## Instructions for the task
Copy out each line of the material in which the word "thức" appears.

Source records
— start —
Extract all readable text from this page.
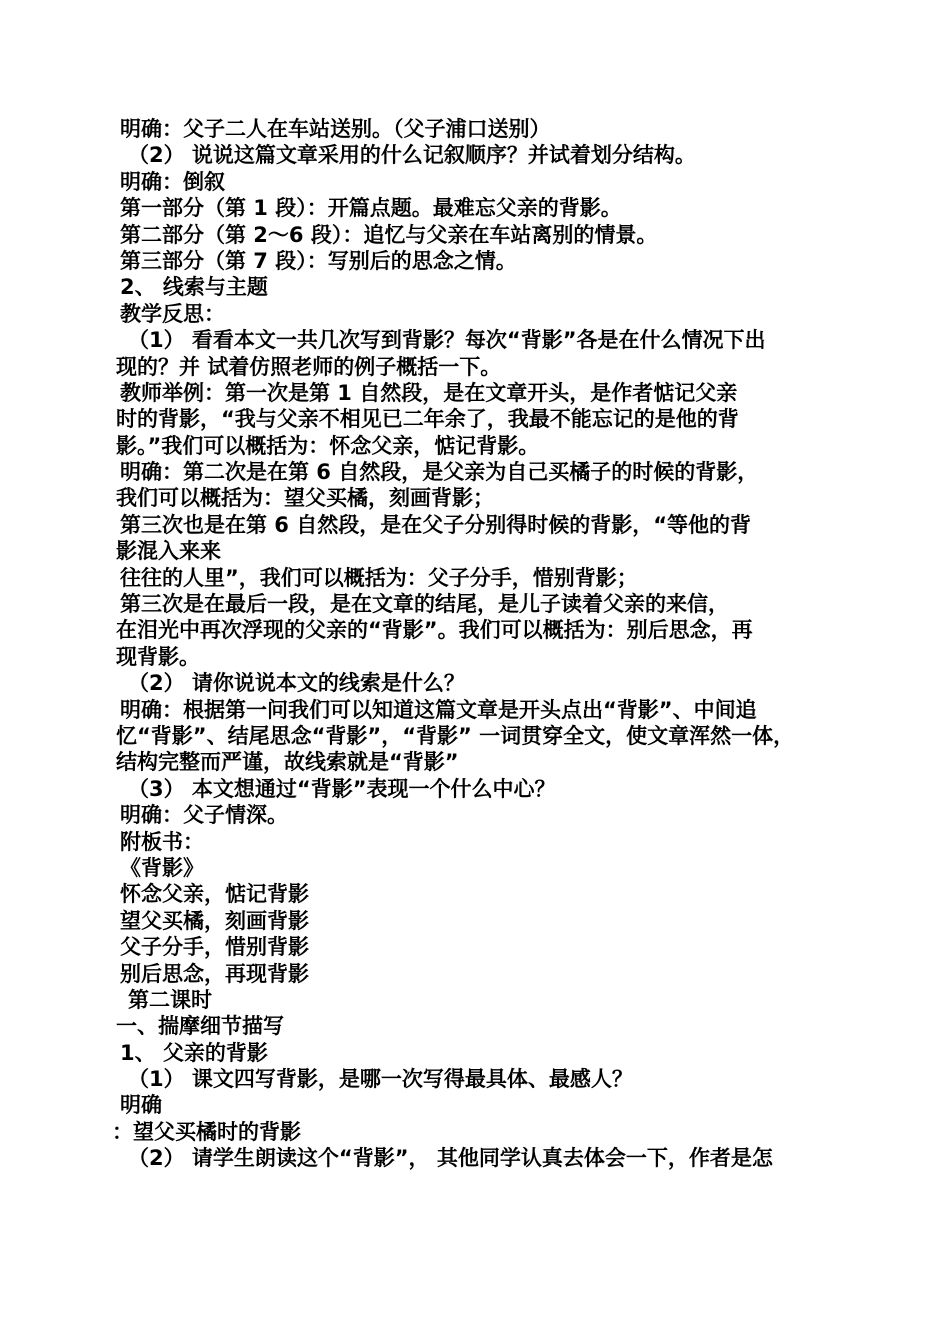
明确：父子二人在车站送别。（父子浦口送别）
（2） 说说这篇文章采用的什么记叙顺序？并试着划分结构。
明确：倒叙
第一部分（第 1 段）：开篇点题。最难忘父亲的背影。
第二部分（第 2～6 段）：追忆与父亲在车站离别的情景。
第三部分（第 7 段）：写别后的思念之情。
2、 线索与主题
教学反思：
（1） 看看本文一共几次写到背影？每次“背影”各是在什么情况下出
现的？并 试着仿照老师的例子概括一下。
教师举例：第一次是第 1 自然段，是在文章开头，是作者惦记父亲
时的背影，“我与父亲不相见已二年余了，我最不能忘记的是他的背
影。”我们可以概括为：怀念父亲，惦记背影。
明确：第二次是在第 6 自然段，是父亲为自己买橘子的时候的背影，
我们可以概括为：望父买橘，刻画背影；
第三次也是在第 6 自然段，是在父子分别得时候的背影，“等他的背
影混入来来
往往的人里”，我们可以概括为：父子分手，惜别背影；
第三次是在最后一段，是在文章的结尾，是儿子读着父亲的来信，
在泪光中再次浮现的父亲的“背影”。我们可以概括为：别后思念，再
现背影。
（2） 请你说说本文的线索是什么？
明确：根据第一问我们可以知道这篇文章是开头点出“背影”、中间追
忆“背影”、结尾思念“背影”，“背影” 一词贯穿全文，使文章浑然一体，
结构完整而严谨，故线索就是“背影”
（3） 本文想通过“背影”表现一个什么中心？
明确：父子情深。
附板书：
《背影》
怀念父亲，惦记背影
望父买橘，刻画背影
父子分手，惜别背影
别后思念，再现背影
第二课时
一、揣摩细节描写
1、 父亲的背影
（1） 课文四写背影，是哪一次写得最具体、最感人？
明确
：望父买橘时的背影
（2） 请学生朗读这个“背影”， 其他同学认真去体会一下，作者是怎
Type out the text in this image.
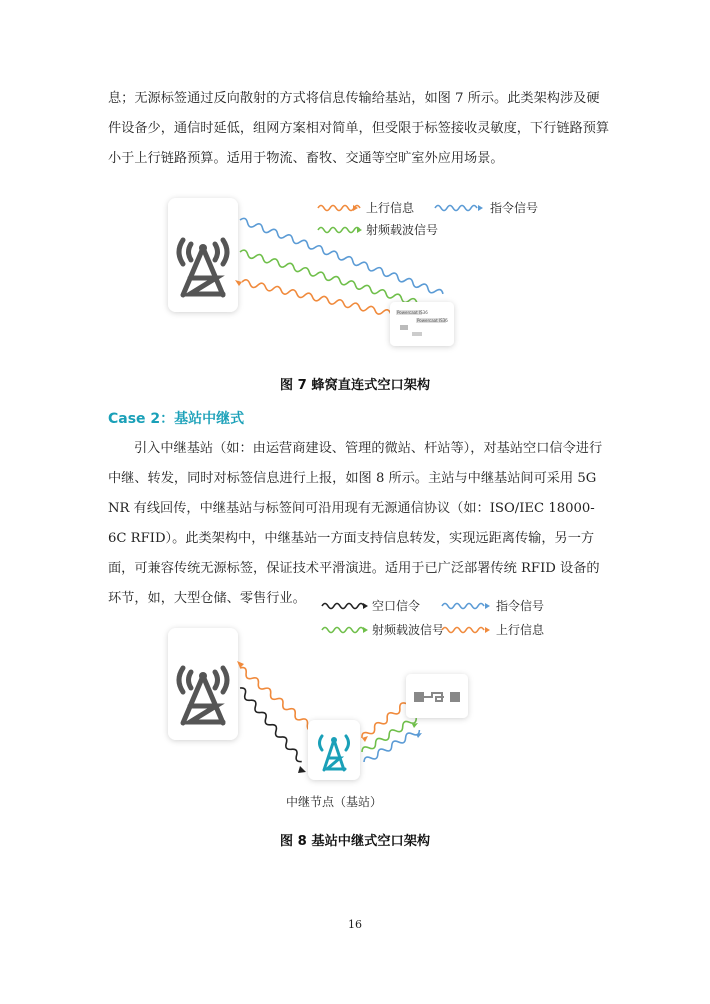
息；无源标签通过反向散射的方式将信息传输给基站，如图 7 所示。此类架构涉及硬件设备少，通信时延低，组网方案相对简单，但受限于标签接收灵敏度，下行链路预算小于上行链路预算。适用于物流、畜牧、交通等空旷室外应用场景。

Powercaat IS36
Powercaat IS36
上行信息	指令信号
射频载波信号
图 7 蜂窝直连式空口架构
Case 2：基站中继式

引入中继基站（如：由运营商建设、管理的微站、杆站等），对基站空口信令进行中继、转发，同时对标签信息进行上报，如图 8 所示。主站与中继基站间可采用 5G NR 有线回传，中继基站与标签间可沿用现有无源通信协议（如：ISO/IEC 18000-6C RFID）。此类架构中，中继基站一方面支持信息转发，实现远距离传输，另一方面，可兼容传统无源标签，保证技术平滑演进。适用于已广泛部署传统 RFID 设备的环节，如，大型仓储、零售行业。	空口信令	指令信号
射频载波信号	上行信息
中继节点（基站）
图 8 基站中继式空口架构
16
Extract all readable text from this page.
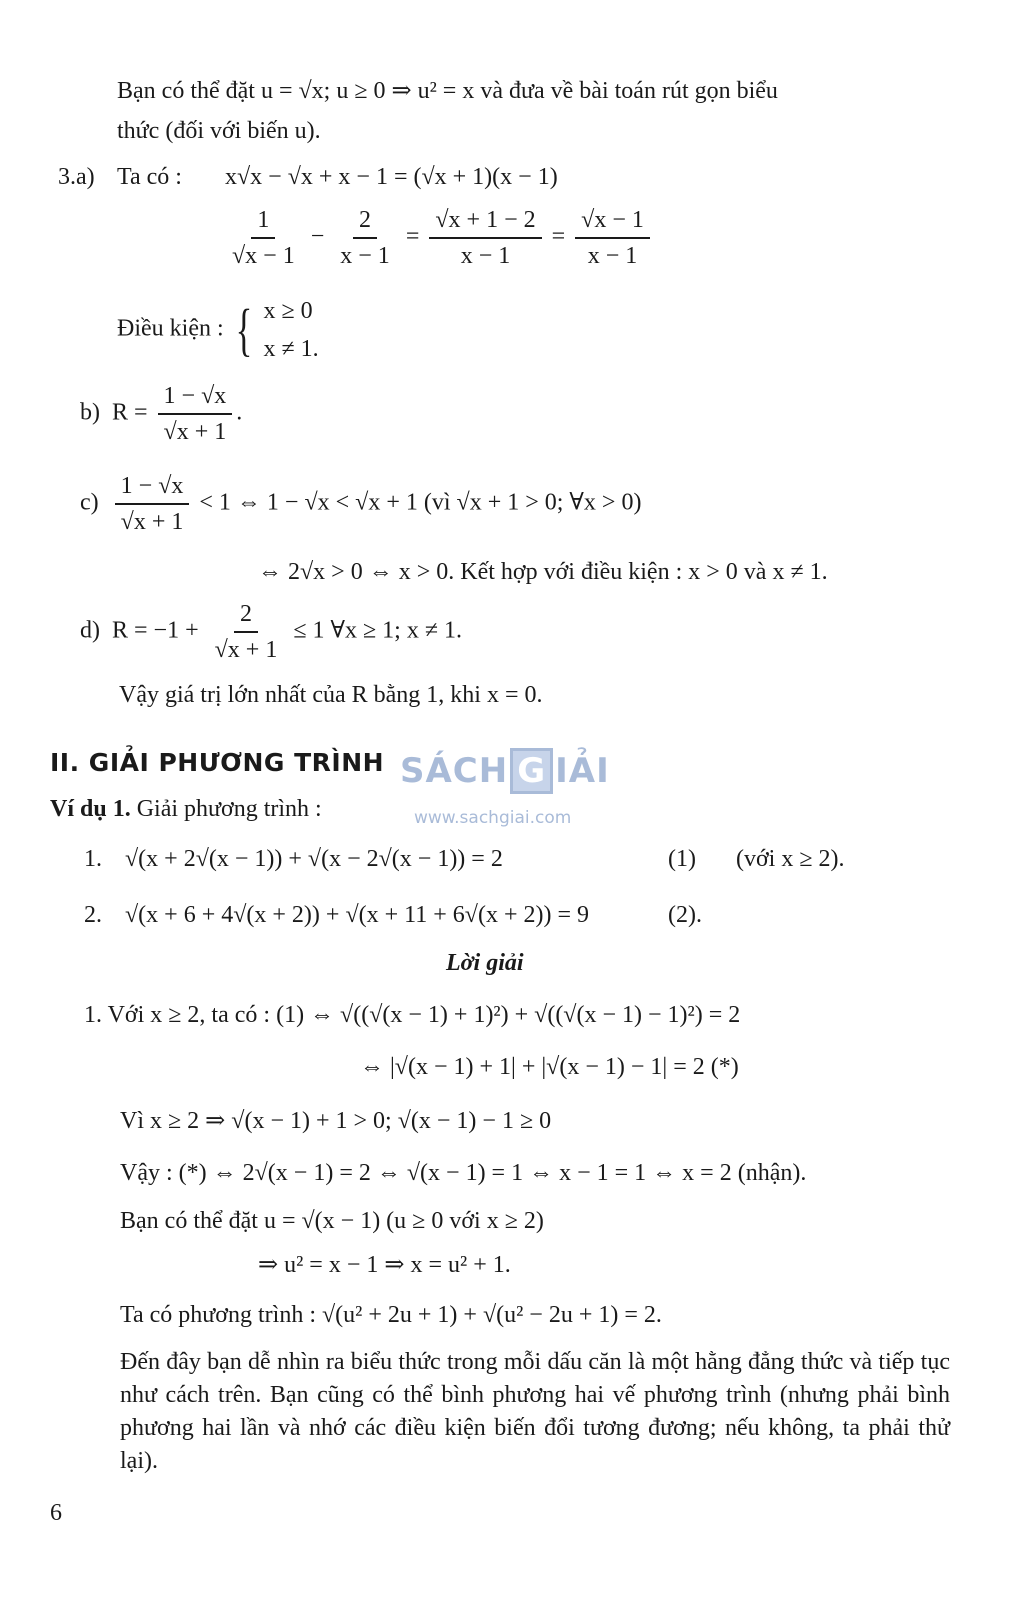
Bạn có thể đặt u = √x; u ≥ 0 ⇒ u² = x và đưa về bài toán rút gọn biểu
thức (đối với biến u).
3.a) Ta có : x√x − √x + x − 1 = (√x + 1)(x − 1)
$\frac{1}{√x - 1} - \frac{2}{x - 1} = \frac{√x + 1 - 2}{x - 1} = \frac{√x - 1}{x - 1}$
Điều kiện : { x ≥ 0
x ≠ 1.
b) $R = \frac{1 - √x}{√x + 1}$ .
$c) \frac{1 - √x}{√x + 1} < 1$ ⇔ 1 − √x < √x + 1 (vì √x + 1 > 0; ∀x > 0)
⇔ 2√x > 0 ⇔ x > 0. Kết hợp với điều kiện : x > 0 và x ≠ 1.
d) $R = -1 + \frac{2}{√x + 1} \le 1$ ∀x ≥ 1; x ≠ 1.
Vậy giá trị lớn nhất của R bằng 1, khi x = 0.
II. GIẢI PHƯƠNG TRÌNH SÁCH G IẢI
www.sachgiai.com
Ví dụ 1. Giải phương trình :
1. √(x + 2√(x − 1)) + √(x − 2√(x − 1)) = 2	(1) (với x ≥ 2).
2. √(x + 6 + 4√(x + 2)) + √(x + 11 + 6√(x + 2)) = 9	(2).
Lời giải
1. Với x ≥ 2, ta có : (1) ⇔ √((√(x − 1) + 1)²) + √((√(x − 1) − 1)²) = 2
⇔ |√(x − 1) + 1| + |√(x − 1) − 1| = 2 (*)
Vì x ≥ 2 ⇒ √(x − 1) + 1 > 0; √(x − 1) − 1 ≥ 0
Vậy : (*) ⇔ 2√(x − 1) = 2 ⇔ √(x − 1) = 1 ⇔ x − 1 = 1 ⇔ x = 2 (nhận).
Bạn có thể đặt u = √(x − 1) (u ≥ 0 với x ≥ 2)
⇒ u² = x − 1 ⇒ x = u² + 1.
Ta có phương trình : √(u² + 2u + 1) + √(u² − 2u + 1) = 2.
Đến đây bạn dễ nhìn ra biểu thức trong mỗi dấu căn là một hằng đẳng thức và tiếp tục như cách trên. Bạn cũng có thể bình phương hai vế phương trình (nhưng phải bình phương hai lần và nhớ các điều kiện biến đổi tương đương; nếu không, ta phải thử lại).
6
— end —
## Result of the task
thức (đối với biến u).
Đến đây bạn dễ nhìn ra biểu thức trong mỗi dấu căn là một hằng đẳng thức và tiếp tục như cách trên. Bạn cũng có thể bình phương hai vế phương trình (nhưng phải bình phương hai lần và nhớ các điều kiện biến đổi tương đương; nếu không, ta phải thử lại).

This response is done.